(Figure data in JSON)
'''
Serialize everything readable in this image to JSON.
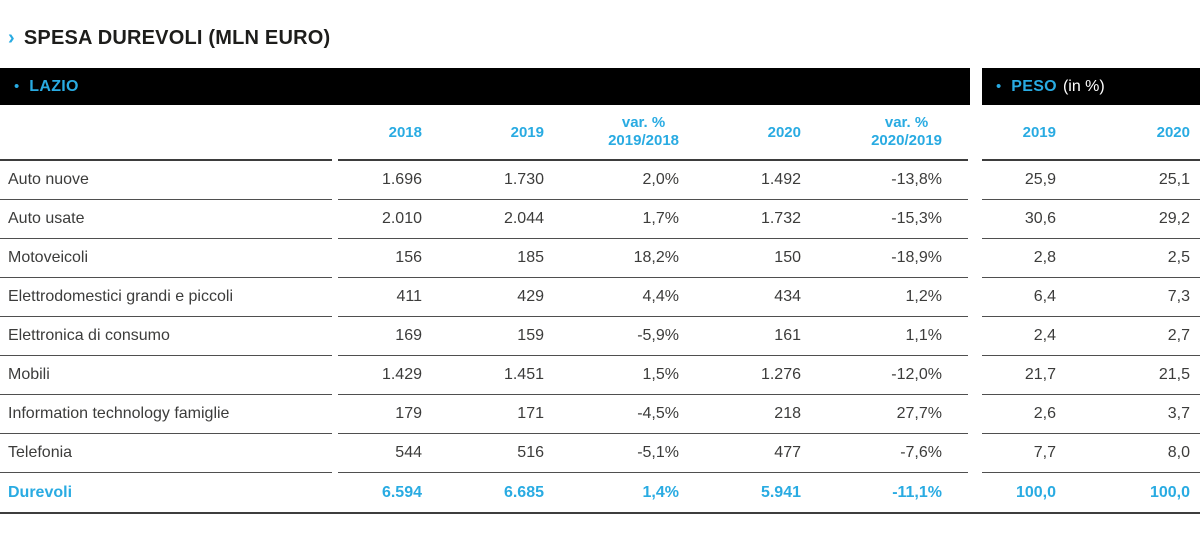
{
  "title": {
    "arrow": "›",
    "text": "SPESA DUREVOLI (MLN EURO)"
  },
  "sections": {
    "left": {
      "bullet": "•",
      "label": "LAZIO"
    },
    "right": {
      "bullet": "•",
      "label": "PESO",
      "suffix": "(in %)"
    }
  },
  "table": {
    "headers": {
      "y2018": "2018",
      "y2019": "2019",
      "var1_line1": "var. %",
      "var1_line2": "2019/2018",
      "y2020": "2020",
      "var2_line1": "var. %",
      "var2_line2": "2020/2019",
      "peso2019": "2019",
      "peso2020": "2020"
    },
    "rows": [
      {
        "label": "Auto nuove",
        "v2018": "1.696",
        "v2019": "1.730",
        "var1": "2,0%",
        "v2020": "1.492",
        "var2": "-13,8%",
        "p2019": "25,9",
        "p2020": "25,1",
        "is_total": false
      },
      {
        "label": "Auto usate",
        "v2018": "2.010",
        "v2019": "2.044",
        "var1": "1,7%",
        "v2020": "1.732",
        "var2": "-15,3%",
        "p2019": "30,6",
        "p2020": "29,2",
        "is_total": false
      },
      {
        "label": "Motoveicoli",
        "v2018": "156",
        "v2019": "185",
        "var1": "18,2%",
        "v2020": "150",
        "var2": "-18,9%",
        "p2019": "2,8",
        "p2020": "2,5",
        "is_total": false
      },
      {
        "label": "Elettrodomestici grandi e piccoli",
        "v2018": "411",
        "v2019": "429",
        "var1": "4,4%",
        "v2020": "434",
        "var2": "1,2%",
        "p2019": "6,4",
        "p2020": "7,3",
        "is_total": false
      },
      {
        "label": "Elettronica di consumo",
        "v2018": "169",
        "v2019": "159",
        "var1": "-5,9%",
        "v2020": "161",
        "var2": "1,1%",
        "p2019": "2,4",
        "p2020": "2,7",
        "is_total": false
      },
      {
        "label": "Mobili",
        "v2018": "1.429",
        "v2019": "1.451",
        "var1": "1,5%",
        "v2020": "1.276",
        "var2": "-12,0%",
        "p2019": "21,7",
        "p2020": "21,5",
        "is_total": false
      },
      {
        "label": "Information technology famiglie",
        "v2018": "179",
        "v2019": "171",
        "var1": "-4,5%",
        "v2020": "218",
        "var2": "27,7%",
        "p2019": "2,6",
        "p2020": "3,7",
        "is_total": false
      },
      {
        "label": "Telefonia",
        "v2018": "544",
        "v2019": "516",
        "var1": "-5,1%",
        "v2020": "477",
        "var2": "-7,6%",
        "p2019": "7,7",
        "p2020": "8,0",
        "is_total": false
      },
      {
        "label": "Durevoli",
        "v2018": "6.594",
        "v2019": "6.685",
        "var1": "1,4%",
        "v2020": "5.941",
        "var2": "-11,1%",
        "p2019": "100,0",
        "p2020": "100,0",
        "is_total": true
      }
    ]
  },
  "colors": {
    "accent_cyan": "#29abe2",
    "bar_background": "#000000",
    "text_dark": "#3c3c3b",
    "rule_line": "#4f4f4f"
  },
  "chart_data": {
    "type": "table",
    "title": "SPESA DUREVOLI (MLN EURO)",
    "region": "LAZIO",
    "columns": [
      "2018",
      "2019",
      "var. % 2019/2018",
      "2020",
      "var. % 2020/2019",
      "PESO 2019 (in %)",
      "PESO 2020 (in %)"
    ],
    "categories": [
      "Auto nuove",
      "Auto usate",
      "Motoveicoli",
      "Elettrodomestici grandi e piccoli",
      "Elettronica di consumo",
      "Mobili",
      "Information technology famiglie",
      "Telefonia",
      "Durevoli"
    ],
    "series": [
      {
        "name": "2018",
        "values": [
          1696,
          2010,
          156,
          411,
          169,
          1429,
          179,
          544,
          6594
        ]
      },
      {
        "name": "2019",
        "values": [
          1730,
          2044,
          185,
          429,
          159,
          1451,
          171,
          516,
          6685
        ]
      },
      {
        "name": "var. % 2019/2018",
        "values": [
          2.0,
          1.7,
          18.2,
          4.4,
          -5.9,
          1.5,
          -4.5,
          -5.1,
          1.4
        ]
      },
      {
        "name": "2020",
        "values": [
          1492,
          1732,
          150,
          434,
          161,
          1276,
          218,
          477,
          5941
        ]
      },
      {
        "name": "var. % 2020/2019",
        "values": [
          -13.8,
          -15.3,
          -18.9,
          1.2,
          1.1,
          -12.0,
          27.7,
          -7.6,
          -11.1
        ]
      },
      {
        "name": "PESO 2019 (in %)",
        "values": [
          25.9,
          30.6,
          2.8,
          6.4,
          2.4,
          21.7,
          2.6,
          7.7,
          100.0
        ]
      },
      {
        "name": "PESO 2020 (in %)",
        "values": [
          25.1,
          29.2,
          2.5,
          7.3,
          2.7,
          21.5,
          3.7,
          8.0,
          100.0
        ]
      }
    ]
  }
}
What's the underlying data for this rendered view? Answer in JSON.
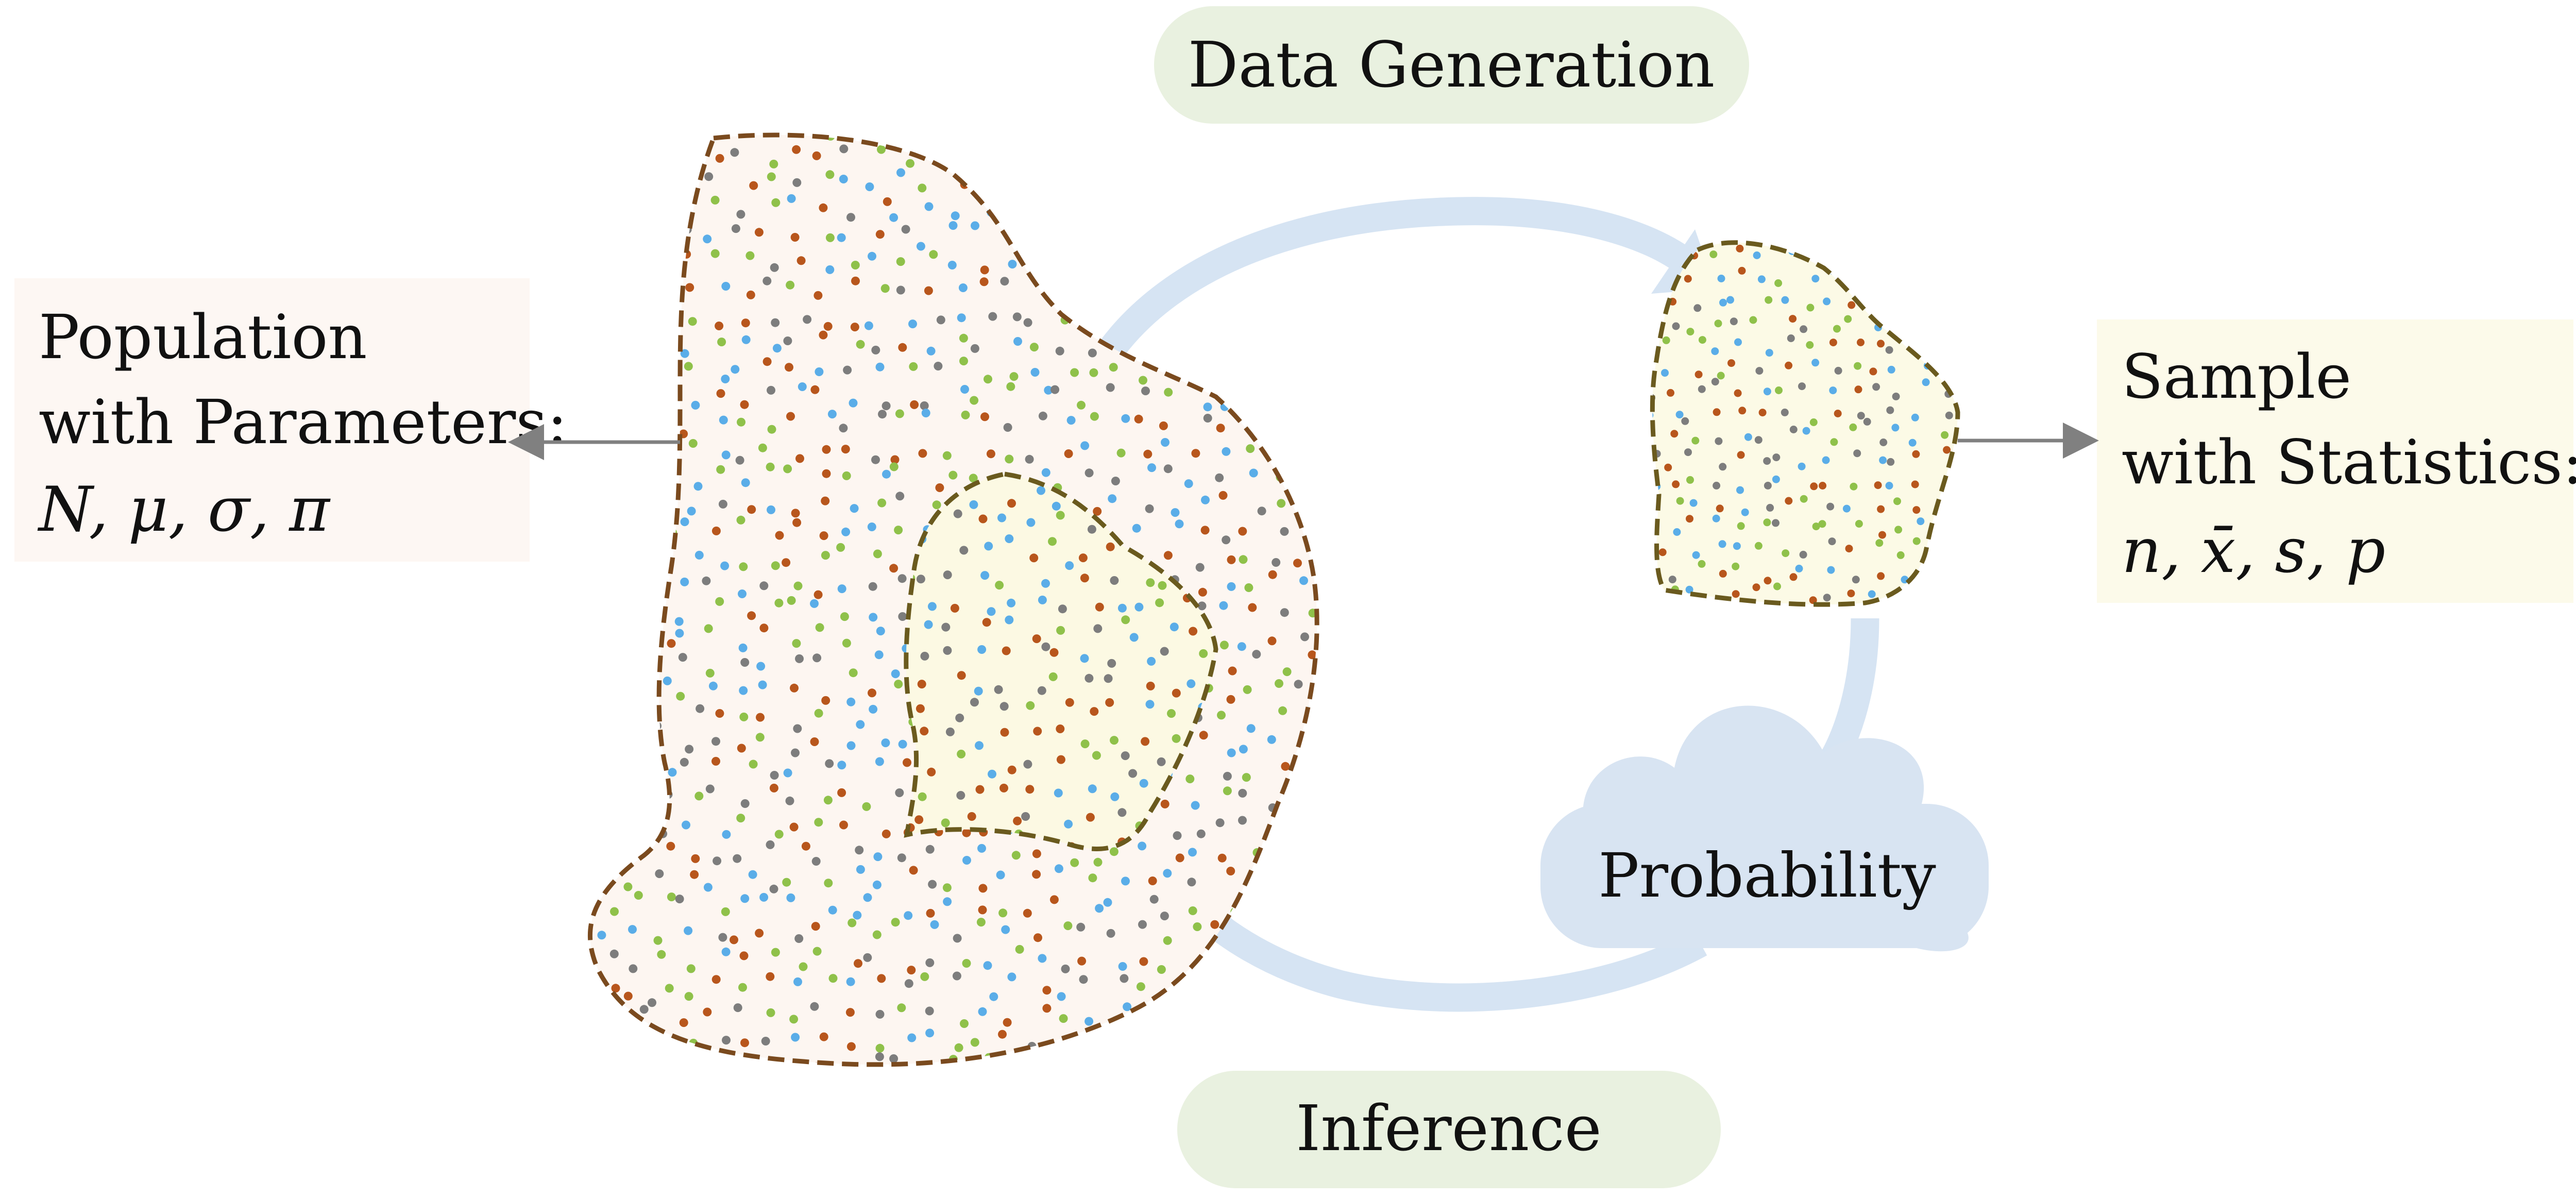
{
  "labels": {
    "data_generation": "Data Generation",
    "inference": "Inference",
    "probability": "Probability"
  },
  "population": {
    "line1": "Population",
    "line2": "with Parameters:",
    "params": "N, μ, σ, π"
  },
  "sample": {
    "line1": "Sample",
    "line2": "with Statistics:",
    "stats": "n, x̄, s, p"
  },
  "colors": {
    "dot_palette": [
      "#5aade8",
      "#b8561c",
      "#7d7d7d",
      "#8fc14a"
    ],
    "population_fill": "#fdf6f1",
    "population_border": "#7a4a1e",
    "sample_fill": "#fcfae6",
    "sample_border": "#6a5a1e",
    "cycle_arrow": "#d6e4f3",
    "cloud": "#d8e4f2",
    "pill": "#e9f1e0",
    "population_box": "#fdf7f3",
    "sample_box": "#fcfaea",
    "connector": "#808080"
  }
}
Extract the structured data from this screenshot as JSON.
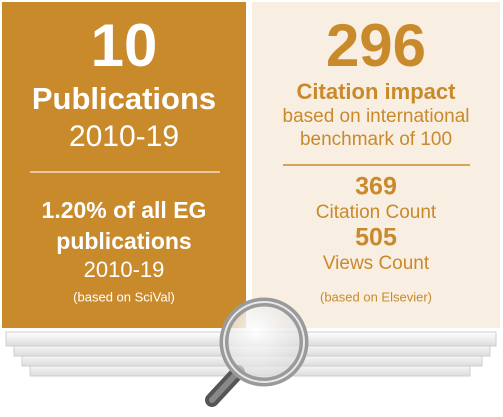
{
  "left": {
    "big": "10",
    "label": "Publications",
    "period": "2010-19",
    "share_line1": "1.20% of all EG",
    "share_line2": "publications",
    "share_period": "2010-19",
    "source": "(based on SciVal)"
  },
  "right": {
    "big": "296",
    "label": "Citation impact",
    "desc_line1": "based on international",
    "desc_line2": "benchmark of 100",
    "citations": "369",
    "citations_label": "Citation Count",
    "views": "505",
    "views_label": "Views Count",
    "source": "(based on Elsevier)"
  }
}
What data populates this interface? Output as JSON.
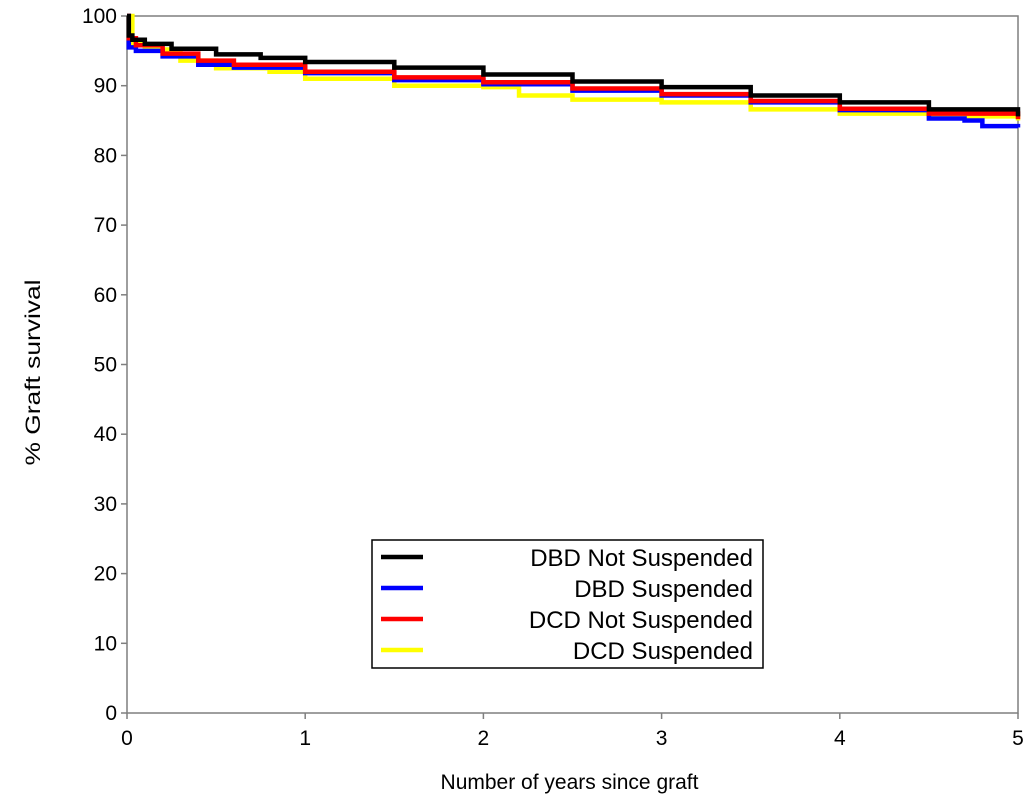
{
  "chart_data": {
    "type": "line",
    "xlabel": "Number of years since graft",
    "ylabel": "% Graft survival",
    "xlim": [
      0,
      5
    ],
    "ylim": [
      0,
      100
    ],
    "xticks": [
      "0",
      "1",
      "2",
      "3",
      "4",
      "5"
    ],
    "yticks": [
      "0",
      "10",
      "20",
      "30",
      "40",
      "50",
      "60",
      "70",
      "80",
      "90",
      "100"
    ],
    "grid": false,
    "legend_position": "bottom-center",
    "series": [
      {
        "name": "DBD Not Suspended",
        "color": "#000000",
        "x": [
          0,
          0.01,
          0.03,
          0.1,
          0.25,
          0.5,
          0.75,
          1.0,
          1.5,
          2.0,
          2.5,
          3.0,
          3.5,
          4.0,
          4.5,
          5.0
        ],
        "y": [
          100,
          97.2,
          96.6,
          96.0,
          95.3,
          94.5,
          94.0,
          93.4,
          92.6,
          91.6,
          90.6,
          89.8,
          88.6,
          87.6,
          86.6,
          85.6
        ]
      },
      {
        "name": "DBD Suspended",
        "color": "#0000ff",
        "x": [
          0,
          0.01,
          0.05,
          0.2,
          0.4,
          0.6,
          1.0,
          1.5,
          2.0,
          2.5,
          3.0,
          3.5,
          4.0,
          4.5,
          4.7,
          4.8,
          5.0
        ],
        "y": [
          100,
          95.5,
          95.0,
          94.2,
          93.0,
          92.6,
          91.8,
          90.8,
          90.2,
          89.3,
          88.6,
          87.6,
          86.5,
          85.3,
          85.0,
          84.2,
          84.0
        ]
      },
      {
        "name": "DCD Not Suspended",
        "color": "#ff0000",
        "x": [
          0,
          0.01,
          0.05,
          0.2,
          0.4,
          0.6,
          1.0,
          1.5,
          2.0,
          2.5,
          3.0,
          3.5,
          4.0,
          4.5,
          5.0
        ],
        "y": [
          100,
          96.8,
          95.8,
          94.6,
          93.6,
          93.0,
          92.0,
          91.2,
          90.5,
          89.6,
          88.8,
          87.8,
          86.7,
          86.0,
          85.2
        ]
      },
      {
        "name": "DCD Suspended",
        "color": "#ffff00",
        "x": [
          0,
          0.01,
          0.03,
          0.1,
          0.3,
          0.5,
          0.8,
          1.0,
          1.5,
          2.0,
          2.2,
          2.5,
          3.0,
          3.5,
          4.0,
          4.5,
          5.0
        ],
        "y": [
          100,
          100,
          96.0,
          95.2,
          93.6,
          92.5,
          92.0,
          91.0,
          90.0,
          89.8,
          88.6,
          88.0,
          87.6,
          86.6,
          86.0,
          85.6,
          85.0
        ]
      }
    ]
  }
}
'''
(Exercise directions)
Among the entries above, how many lines include the word "Elettronica"? Give the number with no comment.

(Response to the exercise)
2